Among the entries below, find the lines with "name" and copy them.

## begin DATA ROWS

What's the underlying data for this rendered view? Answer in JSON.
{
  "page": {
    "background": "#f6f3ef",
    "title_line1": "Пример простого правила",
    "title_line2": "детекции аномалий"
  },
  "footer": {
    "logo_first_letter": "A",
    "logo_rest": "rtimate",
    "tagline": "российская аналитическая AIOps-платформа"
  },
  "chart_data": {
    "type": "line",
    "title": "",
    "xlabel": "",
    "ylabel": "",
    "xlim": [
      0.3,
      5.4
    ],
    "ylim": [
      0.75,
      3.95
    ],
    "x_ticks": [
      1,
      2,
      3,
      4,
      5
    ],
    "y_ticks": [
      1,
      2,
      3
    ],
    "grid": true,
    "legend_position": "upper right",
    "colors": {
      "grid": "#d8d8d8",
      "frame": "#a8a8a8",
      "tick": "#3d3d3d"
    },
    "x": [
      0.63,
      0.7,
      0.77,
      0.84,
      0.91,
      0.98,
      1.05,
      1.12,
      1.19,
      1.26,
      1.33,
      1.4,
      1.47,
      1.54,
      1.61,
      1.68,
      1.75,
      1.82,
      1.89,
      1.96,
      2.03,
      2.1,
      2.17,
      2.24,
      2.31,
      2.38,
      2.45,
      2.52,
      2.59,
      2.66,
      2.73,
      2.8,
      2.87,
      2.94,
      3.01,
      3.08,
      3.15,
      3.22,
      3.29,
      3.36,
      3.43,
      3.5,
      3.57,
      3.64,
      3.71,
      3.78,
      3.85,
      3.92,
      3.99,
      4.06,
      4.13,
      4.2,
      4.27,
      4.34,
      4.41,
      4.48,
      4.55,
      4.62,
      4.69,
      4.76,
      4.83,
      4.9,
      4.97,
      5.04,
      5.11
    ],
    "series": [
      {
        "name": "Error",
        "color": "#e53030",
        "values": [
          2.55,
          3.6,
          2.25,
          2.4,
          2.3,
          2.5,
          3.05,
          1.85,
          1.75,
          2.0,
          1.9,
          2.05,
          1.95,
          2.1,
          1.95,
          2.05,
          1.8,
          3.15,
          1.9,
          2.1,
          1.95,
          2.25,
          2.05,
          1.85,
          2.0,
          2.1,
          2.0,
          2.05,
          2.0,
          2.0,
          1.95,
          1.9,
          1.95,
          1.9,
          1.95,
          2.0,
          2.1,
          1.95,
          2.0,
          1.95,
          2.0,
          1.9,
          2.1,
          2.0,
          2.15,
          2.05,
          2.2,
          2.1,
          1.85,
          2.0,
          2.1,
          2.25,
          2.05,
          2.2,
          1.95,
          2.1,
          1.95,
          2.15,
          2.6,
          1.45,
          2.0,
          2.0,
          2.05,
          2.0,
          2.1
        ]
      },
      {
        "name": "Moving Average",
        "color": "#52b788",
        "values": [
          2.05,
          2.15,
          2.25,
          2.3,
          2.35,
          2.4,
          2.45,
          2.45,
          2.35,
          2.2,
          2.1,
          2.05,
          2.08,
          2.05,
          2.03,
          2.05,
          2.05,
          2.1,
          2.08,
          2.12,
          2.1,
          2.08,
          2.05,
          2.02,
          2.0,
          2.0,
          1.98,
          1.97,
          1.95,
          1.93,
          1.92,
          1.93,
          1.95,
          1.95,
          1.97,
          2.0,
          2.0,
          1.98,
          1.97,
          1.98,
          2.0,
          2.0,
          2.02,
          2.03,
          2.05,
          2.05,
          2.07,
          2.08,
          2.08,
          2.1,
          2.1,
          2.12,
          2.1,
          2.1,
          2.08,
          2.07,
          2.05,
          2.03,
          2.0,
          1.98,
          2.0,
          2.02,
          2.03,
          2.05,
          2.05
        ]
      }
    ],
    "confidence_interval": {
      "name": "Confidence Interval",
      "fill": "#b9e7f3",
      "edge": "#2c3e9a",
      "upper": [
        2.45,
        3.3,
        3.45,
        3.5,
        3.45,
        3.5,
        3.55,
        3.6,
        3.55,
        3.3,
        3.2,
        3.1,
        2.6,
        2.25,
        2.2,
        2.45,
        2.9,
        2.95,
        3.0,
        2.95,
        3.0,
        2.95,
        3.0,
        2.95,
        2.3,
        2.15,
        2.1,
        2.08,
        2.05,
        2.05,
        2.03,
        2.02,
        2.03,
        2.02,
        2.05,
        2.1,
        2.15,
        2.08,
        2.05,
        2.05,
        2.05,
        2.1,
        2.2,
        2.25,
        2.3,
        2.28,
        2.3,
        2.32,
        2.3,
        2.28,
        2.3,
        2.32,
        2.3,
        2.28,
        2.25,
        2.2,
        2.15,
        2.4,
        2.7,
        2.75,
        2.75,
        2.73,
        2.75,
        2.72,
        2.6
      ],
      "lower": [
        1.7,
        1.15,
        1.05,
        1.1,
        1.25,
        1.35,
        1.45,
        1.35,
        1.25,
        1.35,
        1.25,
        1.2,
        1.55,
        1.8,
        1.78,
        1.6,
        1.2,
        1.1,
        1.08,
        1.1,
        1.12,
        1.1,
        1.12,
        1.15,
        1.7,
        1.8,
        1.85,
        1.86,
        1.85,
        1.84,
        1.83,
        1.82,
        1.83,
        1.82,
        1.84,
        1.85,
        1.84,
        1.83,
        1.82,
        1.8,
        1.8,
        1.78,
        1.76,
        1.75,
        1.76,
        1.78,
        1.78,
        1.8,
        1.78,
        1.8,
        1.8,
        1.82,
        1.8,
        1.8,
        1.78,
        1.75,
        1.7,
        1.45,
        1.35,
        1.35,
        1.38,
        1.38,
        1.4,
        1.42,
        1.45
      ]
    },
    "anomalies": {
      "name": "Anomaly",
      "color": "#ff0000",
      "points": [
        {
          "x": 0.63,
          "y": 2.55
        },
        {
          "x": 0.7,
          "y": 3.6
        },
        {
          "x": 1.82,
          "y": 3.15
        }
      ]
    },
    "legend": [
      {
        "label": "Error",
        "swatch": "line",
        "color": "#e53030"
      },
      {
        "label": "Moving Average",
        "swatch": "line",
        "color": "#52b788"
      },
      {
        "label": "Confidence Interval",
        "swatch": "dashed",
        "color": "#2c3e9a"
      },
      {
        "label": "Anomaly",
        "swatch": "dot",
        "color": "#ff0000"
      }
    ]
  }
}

## end DATA ROWS

__FULL RESPONSE__
        "name": "Error",
        "name": "Moving Average",
      "name": "Confidence Interval",
      "name": "Anomaly",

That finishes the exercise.